Dataset entries on figures
+++

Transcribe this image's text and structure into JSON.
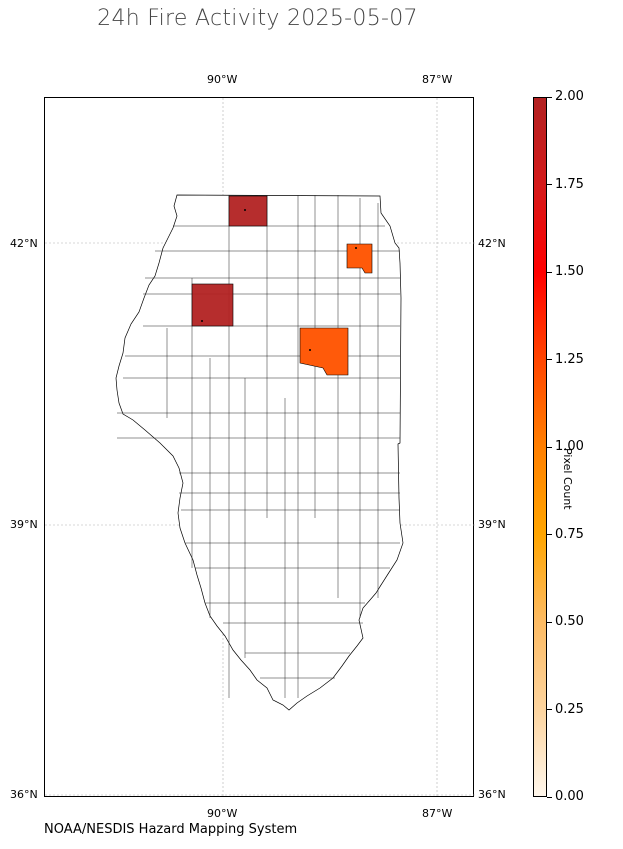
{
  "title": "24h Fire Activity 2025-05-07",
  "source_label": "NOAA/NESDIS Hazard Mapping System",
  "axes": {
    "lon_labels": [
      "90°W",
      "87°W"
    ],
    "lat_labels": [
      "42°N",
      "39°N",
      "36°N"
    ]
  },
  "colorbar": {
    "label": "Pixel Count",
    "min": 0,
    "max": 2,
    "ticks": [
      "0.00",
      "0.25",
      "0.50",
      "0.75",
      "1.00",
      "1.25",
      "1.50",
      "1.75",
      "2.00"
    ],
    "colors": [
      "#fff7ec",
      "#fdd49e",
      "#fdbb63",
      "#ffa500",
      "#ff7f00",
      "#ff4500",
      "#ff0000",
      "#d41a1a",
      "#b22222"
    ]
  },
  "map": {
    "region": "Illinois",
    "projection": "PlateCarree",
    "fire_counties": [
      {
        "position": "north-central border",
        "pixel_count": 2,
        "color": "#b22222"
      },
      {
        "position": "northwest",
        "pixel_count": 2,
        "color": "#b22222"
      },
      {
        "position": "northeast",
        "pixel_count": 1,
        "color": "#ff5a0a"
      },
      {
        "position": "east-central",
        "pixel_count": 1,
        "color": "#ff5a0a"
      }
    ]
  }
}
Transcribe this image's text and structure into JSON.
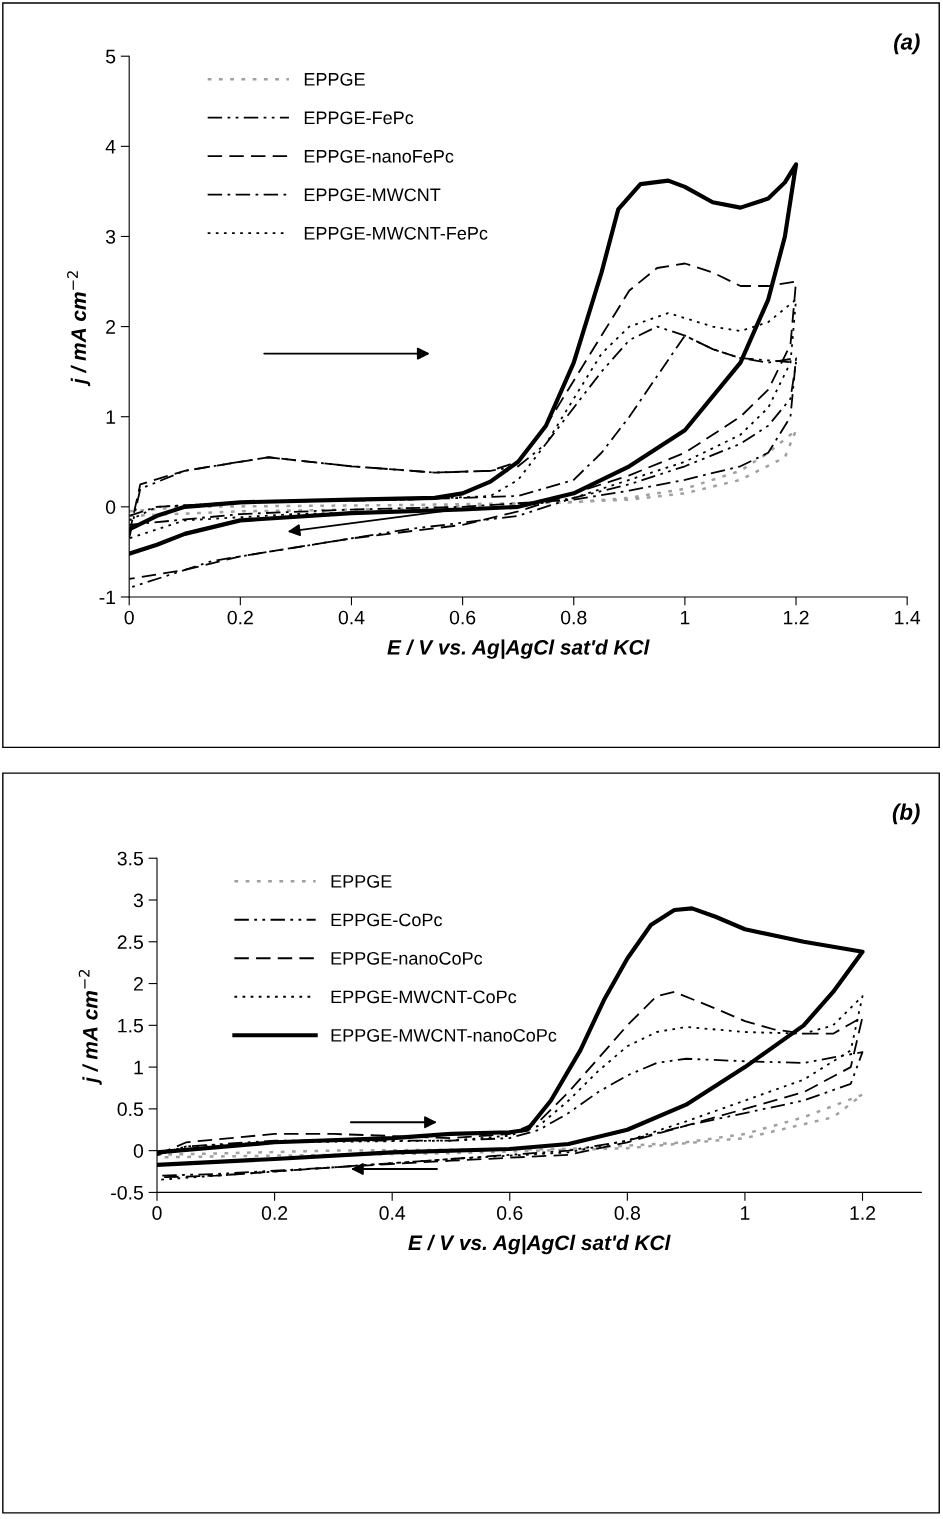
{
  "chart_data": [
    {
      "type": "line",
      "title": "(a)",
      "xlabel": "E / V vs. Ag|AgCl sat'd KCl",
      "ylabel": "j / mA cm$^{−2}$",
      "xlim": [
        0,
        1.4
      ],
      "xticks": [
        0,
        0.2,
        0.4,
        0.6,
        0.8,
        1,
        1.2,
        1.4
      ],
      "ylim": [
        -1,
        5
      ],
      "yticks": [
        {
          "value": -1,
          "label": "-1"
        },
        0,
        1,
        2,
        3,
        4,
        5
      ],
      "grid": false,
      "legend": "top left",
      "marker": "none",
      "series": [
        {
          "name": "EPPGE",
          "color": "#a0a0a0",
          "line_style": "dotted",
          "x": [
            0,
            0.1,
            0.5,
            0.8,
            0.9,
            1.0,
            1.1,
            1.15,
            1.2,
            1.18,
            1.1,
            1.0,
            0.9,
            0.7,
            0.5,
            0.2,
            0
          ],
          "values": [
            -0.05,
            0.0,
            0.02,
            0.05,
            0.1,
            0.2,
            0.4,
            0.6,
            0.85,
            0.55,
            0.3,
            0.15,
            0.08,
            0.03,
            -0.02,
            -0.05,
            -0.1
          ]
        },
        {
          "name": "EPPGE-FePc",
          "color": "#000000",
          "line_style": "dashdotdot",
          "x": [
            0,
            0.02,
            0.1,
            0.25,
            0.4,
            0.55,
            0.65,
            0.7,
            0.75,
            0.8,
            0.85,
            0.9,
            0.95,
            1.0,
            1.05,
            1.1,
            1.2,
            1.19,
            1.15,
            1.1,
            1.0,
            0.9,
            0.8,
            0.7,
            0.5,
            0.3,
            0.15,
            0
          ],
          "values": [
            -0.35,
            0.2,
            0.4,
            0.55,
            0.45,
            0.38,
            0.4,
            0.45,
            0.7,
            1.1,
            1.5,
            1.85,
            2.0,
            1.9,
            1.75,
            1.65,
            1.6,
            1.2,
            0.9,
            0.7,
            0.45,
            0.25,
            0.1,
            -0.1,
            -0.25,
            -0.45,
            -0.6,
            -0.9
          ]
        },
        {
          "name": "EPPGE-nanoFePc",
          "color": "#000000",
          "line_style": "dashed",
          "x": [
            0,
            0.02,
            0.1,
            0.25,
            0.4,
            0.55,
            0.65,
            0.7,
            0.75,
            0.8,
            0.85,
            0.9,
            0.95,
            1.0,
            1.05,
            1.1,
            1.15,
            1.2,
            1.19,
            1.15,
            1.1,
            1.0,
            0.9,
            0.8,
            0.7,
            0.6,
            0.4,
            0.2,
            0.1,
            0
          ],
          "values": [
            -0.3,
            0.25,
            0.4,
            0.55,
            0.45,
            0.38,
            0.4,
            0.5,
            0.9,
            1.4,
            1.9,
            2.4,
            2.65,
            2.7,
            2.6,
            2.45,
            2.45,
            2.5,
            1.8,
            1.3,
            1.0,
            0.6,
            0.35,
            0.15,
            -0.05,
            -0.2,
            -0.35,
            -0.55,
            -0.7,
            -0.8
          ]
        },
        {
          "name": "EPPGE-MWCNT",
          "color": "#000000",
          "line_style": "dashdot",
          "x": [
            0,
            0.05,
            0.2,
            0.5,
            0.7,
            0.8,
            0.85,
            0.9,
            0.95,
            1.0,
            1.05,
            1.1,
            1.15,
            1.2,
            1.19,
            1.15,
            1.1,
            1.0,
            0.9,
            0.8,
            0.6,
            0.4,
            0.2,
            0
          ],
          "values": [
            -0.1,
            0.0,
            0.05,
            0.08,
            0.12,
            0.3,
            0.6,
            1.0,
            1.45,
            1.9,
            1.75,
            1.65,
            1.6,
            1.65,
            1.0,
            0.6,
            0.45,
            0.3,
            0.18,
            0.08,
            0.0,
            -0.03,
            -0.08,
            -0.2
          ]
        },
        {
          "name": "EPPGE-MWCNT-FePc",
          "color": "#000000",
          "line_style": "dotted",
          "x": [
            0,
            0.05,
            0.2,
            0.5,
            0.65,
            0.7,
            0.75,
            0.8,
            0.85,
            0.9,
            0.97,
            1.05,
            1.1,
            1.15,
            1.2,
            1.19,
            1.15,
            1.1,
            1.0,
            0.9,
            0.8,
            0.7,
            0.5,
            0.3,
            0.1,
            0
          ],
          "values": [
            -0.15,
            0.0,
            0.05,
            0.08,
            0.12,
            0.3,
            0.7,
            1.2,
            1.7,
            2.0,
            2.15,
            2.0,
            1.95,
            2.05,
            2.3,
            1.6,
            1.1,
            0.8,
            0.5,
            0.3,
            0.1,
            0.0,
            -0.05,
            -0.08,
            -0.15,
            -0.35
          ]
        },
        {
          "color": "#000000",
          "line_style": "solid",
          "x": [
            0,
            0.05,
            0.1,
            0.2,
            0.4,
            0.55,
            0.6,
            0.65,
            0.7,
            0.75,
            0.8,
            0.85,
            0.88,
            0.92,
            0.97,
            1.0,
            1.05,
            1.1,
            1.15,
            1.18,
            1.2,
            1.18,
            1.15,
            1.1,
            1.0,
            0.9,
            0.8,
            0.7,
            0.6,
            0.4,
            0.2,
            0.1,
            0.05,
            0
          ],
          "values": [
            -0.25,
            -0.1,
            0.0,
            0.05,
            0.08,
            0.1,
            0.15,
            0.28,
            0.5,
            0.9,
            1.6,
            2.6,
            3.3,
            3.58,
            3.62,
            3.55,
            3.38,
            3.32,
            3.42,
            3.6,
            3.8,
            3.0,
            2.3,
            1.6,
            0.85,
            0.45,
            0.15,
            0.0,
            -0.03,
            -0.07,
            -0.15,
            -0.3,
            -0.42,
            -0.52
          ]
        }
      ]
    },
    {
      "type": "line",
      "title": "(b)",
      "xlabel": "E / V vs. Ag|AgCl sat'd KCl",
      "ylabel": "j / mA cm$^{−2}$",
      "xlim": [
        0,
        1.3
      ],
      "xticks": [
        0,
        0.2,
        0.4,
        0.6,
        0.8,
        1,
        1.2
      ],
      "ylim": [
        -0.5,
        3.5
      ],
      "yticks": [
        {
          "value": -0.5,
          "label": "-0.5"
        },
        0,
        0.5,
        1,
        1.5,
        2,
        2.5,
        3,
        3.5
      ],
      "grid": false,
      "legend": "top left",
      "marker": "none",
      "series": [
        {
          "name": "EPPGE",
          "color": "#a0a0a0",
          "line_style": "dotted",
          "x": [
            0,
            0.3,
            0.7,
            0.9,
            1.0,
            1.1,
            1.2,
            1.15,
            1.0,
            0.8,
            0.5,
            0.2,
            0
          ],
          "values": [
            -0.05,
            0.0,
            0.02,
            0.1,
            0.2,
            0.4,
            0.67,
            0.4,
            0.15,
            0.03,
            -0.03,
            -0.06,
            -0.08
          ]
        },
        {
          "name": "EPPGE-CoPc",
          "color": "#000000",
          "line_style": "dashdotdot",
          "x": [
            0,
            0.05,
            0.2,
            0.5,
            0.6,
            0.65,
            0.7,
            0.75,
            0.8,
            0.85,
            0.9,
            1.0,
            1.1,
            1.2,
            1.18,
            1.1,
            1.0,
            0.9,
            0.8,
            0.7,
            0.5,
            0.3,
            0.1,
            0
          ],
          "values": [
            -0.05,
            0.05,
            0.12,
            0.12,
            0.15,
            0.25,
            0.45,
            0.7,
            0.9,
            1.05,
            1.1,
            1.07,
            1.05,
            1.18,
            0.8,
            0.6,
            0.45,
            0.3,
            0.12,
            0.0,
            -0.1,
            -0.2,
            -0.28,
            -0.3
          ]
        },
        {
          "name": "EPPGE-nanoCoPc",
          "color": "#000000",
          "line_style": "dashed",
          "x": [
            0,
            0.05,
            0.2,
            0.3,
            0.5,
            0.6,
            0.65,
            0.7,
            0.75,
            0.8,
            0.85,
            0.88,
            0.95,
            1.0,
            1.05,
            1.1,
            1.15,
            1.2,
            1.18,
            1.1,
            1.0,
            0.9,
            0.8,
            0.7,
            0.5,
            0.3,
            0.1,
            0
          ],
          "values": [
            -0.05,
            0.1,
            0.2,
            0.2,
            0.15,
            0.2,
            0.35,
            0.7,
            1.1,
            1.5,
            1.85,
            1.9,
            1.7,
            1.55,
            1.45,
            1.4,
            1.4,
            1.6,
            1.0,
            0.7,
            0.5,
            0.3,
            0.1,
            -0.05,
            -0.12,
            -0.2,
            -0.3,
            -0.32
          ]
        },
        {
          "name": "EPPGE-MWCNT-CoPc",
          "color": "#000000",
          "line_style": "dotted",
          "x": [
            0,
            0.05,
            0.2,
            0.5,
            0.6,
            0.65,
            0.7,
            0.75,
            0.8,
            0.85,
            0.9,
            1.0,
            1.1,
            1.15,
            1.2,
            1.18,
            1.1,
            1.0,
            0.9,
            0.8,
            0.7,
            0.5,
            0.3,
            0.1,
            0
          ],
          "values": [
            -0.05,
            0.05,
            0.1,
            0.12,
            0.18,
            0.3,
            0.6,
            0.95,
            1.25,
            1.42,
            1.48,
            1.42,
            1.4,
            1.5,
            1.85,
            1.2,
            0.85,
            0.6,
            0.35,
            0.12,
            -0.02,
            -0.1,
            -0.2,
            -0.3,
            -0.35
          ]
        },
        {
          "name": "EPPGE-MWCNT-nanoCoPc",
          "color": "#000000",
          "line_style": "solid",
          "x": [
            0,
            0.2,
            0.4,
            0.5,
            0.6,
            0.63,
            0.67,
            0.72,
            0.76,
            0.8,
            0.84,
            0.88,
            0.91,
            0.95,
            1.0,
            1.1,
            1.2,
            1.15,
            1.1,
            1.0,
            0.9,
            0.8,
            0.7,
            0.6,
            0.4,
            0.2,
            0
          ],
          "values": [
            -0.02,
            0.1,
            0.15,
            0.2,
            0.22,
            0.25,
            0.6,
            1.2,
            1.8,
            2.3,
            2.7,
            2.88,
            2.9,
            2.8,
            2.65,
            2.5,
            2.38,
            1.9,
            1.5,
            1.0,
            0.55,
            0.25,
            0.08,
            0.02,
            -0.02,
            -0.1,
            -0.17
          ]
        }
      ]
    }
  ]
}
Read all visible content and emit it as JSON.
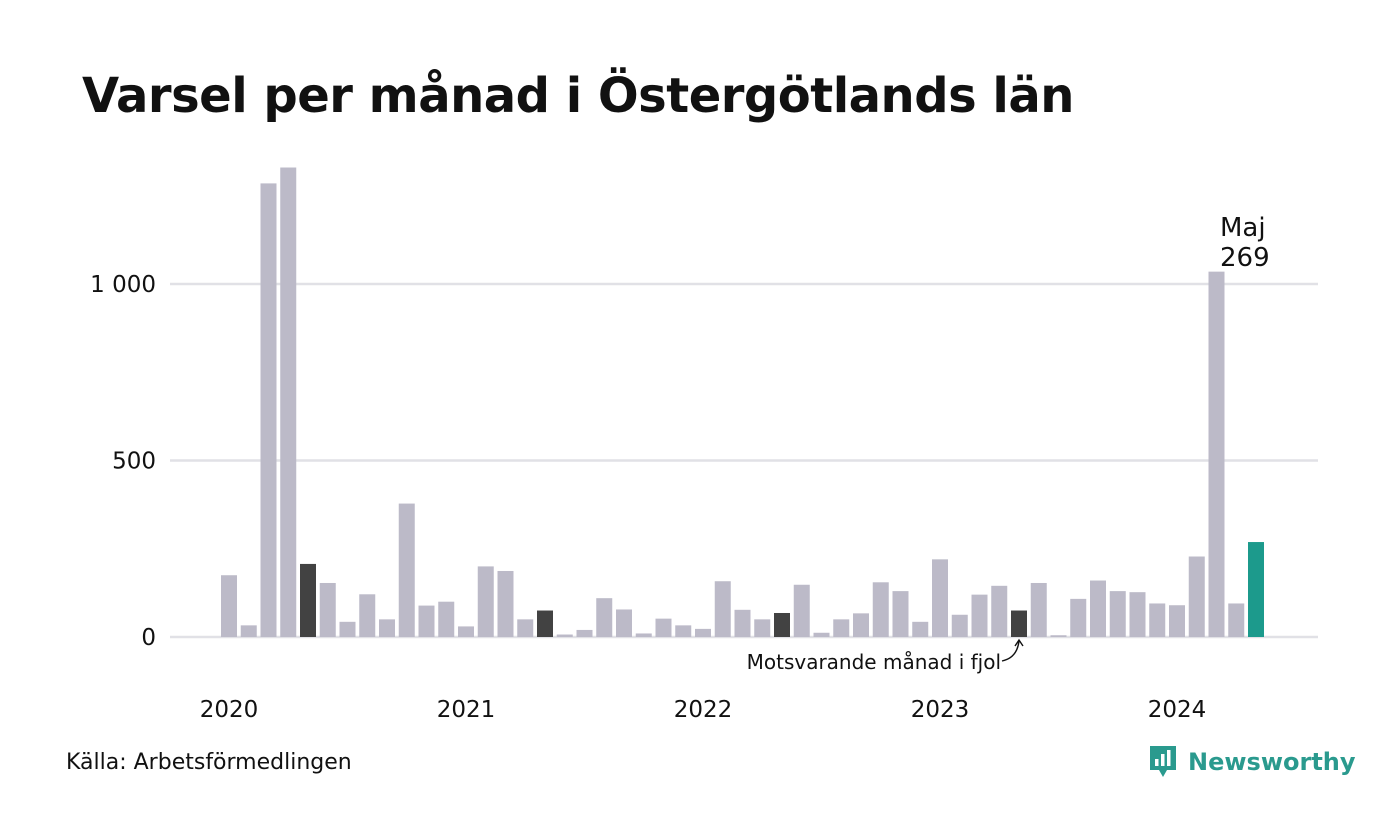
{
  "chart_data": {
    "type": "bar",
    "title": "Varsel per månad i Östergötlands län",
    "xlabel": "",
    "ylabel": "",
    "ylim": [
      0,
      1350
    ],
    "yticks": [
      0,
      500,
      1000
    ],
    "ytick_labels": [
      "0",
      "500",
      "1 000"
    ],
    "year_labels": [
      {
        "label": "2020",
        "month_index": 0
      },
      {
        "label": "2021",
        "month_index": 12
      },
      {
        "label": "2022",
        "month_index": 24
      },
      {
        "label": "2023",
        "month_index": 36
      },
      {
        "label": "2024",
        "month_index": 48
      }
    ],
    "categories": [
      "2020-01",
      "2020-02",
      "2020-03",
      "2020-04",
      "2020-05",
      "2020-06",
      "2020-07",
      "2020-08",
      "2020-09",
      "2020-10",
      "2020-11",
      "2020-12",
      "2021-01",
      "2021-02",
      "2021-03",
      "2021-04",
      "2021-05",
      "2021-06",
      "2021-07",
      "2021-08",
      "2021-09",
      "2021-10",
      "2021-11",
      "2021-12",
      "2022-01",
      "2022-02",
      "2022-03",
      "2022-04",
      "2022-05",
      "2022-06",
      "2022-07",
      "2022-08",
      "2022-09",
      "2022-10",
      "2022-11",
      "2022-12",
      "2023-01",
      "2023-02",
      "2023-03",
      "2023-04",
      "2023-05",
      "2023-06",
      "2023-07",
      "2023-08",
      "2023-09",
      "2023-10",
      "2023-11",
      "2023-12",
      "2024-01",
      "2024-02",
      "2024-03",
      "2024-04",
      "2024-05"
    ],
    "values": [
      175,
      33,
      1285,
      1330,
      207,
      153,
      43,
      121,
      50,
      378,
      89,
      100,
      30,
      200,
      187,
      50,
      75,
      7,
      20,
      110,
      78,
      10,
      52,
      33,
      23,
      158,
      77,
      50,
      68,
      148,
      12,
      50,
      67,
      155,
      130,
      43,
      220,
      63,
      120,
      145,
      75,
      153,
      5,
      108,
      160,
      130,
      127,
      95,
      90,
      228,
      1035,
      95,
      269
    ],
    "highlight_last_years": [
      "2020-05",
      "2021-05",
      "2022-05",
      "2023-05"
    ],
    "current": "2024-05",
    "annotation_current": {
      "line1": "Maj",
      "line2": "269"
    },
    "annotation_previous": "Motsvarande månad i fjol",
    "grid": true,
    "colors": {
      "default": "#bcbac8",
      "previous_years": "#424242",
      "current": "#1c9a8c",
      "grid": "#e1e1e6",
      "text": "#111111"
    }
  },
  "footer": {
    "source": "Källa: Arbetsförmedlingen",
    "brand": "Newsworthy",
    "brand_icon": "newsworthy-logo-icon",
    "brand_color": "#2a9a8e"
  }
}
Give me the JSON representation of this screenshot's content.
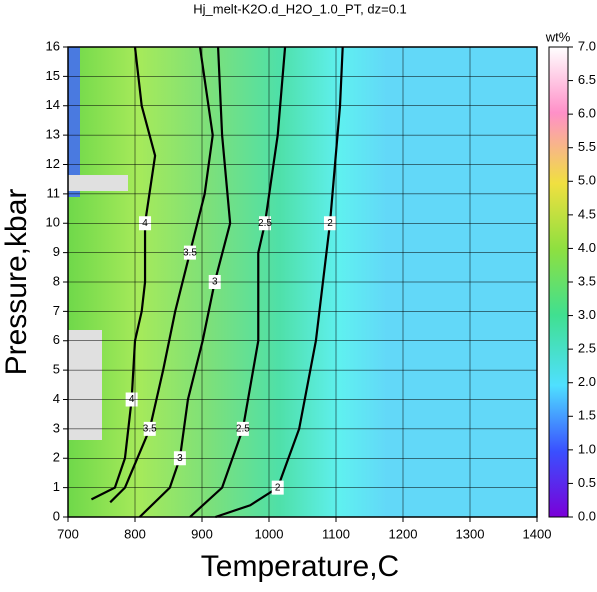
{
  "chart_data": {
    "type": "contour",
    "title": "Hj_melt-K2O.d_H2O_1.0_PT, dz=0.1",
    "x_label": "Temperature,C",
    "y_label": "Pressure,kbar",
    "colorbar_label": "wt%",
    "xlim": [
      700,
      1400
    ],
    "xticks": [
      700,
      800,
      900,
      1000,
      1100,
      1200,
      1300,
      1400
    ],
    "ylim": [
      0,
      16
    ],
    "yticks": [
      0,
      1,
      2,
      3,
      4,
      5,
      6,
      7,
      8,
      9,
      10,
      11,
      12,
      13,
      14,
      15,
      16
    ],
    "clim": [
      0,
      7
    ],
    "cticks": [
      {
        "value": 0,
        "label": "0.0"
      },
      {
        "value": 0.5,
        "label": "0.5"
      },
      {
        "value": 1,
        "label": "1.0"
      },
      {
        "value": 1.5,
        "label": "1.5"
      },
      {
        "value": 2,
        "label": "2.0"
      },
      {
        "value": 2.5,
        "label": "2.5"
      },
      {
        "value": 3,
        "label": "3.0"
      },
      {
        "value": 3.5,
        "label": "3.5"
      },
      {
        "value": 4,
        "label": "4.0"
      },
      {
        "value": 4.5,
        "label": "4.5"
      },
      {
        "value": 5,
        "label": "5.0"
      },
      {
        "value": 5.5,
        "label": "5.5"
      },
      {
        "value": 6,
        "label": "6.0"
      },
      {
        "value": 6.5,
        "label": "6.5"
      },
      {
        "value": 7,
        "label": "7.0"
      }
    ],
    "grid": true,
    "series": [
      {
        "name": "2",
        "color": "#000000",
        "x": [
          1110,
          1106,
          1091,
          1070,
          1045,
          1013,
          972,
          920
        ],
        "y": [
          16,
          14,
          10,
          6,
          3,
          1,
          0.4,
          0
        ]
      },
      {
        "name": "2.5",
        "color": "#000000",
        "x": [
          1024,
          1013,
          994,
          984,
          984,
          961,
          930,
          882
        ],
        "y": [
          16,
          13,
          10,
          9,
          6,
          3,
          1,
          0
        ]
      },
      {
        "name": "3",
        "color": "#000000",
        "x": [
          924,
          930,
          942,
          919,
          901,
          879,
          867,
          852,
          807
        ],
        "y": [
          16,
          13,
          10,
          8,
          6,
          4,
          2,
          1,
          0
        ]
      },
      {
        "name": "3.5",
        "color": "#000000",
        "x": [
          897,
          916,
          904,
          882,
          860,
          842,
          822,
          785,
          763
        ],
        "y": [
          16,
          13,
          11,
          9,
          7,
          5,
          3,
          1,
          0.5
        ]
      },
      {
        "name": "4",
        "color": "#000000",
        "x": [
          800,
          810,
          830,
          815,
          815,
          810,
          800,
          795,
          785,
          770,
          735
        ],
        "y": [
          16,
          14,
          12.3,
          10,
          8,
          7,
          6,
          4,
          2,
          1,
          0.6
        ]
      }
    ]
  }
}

+++

YOUR TASK :: Wherever the string "central" appears in the entries above, list that line.

EXPECTED ANSWER ::
        "position": "north-central border",
        "position": "east-central",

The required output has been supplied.